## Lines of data
╭──
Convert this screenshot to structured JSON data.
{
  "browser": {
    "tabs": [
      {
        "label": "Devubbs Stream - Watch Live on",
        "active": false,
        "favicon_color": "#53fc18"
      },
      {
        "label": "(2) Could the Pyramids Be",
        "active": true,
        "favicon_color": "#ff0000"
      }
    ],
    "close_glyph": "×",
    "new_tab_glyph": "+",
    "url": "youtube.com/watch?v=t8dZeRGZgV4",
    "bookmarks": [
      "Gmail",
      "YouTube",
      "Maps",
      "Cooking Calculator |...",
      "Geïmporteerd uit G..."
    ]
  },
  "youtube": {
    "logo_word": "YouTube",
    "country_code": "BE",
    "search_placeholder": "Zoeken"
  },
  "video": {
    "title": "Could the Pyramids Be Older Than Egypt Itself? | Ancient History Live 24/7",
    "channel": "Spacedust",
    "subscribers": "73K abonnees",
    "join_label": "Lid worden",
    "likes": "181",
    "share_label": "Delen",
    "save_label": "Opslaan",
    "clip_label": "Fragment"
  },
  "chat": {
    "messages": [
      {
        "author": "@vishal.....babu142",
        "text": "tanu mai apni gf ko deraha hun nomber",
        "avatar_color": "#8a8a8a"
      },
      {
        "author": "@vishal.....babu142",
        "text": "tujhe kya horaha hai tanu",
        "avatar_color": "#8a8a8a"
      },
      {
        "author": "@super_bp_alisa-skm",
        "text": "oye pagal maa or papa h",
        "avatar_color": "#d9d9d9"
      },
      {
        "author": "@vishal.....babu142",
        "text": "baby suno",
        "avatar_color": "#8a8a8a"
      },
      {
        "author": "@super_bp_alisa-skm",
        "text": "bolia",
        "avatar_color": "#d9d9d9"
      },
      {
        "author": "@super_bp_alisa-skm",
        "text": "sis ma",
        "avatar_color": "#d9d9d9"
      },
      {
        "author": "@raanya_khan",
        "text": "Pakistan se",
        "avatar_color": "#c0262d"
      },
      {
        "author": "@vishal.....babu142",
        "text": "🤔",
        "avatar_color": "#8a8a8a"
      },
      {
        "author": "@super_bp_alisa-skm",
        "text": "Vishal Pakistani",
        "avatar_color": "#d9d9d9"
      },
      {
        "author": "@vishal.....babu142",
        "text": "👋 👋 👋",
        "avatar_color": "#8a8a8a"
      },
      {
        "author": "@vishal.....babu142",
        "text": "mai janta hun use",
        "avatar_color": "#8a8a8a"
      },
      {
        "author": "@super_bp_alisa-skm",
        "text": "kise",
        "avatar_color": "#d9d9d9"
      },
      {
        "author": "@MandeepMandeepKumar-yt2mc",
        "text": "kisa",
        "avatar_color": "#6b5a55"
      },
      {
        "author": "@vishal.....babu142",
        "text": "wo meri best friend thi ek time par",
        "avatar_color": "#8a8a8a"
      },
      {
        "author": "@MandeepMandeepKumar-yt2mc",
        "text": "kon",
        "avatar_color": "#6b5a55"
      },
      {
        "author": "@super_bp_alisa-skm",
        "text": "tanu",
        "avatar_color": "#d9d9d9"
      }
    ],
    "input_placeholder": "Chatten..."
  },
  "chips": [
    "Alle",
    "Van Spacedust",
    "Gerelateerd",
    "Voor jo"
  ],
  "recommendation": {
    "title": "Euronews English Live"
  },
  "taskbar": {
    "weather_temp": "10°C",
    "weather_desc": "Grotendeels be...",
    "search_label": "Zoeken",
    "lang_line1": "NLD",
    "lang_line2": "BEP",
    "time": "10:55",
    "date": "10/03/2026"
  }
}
╰──
## Stated exercise
Return all the lines that contain the string "time".

## Task solution
        "text": "wo meri best friend thi ek time par",
    "time": "10:55",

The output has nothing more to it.